**Task requirements**
Your task is to extract every line from the material below exactly.

**Records for this task**
^^^^

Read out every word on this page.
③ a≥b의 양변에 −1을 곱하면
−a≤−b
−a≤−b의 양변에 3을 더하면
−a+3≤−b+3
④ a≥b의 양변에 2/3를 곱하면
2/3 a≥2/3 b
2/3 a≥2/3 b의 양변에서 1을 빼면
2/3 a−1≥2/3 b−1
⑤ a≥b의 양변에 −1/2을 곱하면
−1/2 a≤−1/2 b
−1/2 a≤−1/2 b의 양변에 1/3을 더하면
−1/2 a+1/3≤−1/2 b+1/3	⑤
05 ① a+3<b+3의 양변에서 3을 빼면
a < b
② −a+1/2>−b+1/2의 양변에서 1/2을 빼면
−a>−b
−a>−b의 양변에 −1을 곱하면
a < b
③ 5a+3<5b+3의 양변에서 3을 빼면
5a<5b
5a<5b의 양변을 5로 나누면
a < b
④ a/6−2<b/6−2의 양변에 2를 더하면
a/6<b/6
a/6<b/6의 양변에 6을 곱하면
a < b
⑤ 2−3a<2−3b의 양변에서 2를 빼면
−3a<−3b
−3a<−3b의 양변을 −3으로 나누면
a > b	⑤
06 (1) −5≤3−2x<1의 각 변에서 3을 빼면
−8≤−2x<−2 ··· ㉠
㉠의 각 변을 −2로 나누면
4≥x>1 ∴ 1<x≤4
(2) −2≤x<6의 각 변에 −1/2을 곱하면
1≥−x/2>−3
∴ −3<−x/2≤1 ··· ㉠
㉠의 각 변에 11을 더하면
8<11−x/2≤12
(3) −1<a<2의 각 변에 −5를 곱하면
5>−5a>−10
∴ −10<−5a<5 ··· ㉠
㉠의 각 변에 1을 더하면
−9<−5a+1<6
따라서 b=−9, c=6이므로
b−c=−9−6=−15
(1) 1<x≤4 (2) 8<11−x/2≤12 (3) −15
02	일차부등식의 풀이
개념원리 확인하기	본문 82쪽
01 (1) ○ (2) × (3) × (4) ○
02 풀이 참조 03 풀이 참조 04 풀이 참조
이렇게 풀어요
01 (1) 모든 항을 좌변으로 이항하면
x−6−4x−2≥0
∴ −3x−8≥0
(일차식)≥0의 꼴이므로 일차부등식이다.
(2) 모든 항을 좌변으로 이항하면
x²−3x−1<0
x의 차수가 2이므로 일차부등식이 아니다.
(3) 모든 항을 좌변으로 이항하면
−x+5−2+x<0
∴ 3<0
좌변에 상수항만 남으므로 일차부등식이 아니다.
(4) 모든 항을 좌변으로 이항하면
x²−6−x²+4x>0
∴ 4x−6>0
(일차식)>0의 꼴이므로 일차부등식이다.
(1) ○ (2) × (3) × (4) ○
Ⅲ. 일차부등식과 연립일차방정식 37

^^^^

**Final result**
Read out every word on this page.
③ a≥b의 양변에 −1을 곱하면
−a≤−b
−a≤−b의 양변에 3을 더하면
−a+3≤−b+3
④ a≥b의 양변에 2/3를 곱하면
2/3 a≥2/3 b
2/3 a≥2/3 b의 양변에서 1을 빼면
2/3 a−1≥2/3 b−1
⑤ a≥b의 양변에 −1/2을 곱하면
−1/2 a≤−1/2 b
−1/2 a≤−1/2 b의 양변에 1/3을 더하면
−1/2 a+1/3≤−1/2 b+1/3	⑤
05 ① a+3<b+3의 양변에서 3을 빼면
a < b
② −a+1/2>−b+1/2의 양변에서 1/2을 빼면
−a>−b
−a>−b의 양변에 −1을 곱하면
a < b
③ 5a+3<5b+3의 양변에서 3을 빼면
5a<5b
5a<5b의 양변을 5로 나누면
a < b
④ a/6−2<b/6−2의 양변에 2를 더하면
a/6<b/6
a/6<b/6의 양변에 6을 곱하면
a < b
⑤ 2−3a<2−3b의 양변에서 2를 빼면
−3a<−3b
−3a<−3b의 양변을 −3으로 나누면
a > b	⑤
06 (1) −5≤3−2x<1의 각 변에서 3을 빼면
−8≤−2x<−2 ··· ㉠
㉠의 각 변을 −2로 나누면
4≥x>1 ∴ 1<x≤4
(2) −2≤x<6의 각 변에 −1/2을 곱하면
1≥−x/2>−3
∴ −3<−x/2≤1 ··· ㉠
㉠의 각 변에 11을 더하면
8<11−x/2≤12
(3) −1<a<2의 각 변에 −5를 곱하면
5>−5a>−10
∴ −10<−5a<5 ··· ㉠
㉠의 각 변에 1을 더하면
−9<−5a+1<6
따라서 b=−9, c=6이므로
b−c=−9−6=−15
(1) 1<x≤4 (2) 8<11−x/2≤12 (3) −15
02	일차부등식의 풀이
개념원리 확인하기	본문 82쪽
01 (1) ○ (2) × (3) × (4) ○
02 풀이 참조 03 풀이 참조 04 풀이 참조
이렇게 풀어요
01 (1) 모든 항을 좌변으로 이항하면
x−6−4x−2≥0
∴ −3x−8≥0
(일차식)≥0의 꼴이므로 일차부등식이다.
(2) 모든 항을 좌변으로 이항하면
x²−3x−1<0
x의 차수가 2이므로 일차부등식이 아니다.
(3) 모든 항을 좌변으로 이항하면
−x+5−2+x<0
∴ 3<0
좌변에 상수항만 남으므로 일차부등식이 아니다.
(4) 모든 항을 좌변으로 이항하면
x²−6−x²+4x>0
∴ 4x−6>0
(일차식)>0의 꼴이므로 일차부등식이다.
(1) ○ (2) × (3) × (4) ○
Ⅲ. 일차부등식과 연립일차방정식 37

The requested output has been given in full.